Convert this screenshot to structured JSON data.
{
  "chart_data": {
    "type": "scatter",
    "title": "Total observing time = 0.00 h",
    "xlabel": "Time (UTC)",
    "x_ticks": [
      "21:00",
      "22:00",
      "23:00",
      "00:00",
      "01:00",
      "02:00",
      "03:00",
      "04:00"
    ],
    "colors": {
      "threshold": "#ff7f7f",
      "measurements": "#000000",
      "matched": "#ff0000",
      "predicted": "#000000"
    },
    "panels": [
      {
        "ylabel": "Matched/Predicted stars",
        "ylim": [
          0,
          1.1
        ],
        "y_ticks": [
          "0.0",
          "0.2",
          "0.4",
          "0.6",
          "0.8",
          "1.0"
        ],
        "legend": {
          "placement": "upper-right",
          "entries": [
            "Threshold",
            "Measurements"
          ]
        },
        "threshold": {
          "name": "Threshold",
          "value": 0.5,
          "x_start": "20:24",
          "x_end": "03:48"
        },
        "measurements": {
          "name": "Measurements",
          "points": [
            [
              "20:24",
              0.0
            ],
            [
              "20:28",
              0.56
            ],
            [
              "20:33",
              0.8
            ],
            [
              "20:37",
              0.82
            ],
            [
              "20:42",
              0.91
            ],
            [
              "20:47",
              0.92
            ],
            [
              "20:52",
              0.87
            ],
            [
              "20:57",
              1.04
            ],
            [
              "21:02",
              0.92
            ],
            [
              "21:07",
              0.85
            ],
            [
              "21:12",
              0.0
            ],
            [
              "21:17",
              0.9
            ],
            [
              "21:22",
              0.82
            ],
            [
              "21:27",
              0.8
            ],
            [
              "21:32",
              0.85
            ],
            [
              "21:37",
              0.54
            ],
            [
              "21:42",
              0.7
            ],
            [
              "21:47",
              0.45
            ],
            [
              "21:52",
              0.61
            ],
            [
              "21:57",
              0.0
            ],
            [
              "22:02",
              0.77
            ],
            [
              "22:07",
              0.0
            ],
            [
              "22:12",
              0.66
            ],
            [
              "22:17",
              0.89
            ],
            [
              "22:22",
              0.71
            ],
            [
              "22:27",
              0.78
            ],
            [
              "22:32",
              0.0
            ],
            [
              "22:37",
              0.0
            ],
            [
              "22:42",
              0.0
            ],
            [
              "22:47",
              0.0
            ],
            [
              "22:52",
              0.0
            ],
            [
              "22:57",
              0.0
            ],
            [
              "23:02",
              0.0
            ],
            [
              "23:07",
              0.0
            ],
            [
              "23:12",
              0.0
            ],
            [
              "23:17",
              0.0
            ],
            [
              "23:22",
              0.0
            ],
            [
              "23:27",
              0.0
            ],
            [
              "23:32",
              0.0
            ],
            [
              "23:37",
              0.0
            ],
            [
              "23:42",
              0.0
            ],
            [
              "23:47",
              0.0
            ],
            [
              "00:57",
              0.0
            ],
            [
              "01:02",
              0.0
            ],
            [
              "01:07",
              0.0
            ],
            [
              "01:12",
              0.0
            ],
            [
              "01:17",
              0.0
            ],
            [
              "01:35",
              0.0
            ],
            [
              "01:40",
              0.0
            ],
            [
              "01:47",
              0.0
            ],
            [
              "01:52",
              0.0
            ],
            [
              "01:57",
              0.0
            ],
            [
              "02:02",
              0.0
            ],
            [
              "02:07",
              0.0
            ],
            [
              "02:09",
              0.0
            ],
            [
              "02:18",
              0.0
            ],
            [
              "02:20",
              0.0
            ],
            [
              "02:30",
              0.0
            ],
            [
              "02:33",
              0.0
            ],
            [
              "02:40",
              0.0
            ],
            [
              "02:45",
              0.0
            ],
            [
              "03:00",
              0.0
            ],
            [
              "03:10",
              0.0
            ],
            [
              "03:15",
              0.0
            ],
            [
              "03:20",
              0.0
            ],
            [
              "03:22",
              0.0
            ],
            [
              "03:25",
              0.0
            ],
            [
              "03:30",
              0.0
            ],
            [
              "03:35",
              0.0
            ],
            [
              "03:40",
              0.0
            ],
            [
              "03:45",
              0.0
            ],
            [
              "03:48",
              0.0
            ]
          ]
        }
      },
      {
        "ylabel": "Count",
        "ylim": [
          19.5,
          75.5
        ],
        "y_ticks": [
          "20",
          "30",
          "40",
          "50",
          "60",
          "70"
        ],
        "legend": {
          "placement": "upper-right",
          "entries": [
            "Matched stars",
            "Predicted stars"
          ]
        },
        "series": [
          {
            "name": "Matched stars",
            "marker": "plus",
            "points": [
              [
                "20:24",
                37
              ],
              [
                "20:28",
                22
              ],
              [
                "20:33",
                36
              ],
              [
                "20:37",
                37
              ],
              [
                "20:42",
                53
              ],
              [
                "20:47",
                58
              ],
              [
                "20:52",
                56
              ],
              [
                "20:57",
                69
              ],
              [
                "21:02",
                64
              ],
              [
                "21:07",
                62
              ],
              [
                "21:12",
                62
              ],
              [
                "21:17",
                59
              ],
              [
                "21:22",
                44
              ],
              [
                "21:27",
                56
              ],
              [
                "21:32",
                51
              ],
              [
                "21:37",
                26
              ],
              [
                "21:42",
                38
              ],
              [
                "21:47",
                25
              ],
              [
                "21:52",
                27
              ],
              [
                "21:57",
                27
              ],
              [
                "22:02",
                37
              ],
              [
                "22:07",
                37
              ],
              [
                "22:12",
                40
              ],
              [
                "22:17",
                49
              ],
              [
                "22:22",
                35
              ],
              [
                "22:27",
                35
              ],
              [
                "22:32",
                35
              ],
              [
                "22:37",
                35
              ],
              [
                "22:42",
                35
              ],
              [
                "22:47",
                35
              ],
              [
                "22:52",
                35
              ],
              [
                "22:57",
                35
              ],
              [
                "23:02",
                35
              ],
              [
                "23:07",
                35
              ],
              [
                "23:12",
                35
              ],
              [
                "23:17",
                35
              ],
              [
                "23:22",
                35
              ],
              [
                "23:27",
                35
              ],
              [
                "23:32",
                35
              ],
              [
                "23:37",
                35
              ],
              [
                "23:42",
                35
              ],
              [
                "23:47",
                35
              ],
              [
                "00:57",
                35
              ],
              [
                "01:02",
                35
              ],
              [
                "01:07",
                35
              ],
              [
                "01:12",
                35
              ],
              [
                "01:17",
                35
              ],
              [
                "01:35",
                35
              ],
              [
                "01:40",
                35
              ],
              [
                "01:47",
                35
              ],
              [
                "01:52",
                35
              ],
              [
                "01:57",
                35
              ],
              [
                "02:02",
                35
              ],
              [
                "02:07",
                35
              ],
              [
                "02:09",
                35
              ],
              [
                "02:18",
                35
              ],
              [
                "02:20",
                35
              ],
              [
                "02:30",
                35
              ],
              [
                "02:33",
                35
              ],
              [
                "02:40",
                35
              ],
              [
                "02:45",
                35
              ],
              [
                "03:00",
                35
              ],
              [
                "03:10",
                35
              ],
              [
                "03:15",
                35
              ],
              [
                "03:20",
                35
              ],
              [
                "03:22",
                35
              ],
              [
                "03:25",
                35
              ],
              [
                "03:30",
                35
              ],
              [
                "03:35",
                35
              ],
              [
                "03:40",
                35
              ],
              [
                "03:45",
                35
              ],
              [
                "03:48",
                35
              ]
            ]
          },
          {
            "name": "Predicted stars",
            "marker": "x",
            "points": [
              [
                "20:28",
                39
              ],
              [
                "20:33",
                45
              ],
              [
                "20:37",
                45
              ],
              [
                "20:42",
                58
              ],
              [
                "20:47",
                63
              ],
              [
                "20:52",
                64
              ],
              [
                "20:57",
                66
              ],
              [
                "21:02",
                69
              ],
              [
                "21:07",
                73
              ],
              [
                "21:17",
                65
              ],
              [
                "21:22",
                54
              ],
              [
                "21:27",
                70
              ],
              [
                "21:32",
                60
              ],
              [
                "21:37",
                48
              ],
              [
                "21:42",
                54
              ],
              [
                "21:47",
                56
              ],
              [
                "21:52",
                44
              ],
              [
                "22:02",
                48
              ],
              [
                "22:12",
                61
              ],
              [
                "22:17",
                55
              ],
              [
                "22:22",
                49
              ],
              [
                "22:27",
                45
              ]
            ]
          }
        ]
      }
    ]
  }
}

☆ ☆ ☆

Copy each line of the preceding data that contains the string "ylabel".

        "ylabel": "Matched/Predicted stars",
        "ylabel": "Count",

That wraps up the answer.